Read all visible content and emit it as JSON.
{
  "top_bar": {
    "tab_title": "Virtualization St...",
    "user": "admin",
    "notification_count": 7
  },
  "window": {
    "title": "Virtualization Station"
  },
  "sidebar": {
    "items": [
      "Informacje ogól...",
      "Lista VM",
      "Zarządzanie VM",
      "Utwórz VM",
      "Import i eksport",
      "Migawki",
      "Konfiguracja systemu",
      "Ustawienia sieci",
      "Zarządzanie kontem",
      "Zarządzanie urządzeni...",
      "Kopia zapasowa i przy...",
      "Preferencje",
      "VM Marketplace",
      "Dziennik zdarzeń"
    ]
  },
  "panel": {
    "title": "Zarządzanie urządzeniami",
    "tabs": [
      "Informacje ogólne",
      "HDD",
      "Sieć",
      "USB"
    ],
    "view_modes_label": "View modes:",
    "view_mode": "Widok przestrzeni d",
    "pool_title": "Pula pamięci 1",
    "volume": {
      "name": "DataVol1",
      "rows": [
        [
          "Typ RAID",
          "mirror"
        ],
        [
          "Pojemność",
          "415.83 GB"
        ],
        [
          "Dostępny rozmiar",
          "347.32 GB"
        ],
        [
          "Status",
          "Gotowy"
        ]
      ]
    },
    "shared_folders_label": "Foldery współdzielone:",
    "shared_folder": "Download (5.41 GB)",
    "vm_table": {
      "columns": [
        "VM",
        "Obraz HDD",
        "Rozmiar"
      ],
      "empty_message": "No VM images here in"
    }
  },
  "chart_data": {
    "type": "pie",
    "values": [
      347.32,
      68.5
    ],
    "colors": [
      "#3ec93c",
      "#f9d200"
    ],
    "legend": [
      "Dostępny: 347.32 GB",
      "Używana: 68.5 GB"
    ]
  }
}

──────────

Copy out each line of the material that holds the word "Virtualization".

    "tab_title": "Virtualization St...",
    "title": "Virtualization Station"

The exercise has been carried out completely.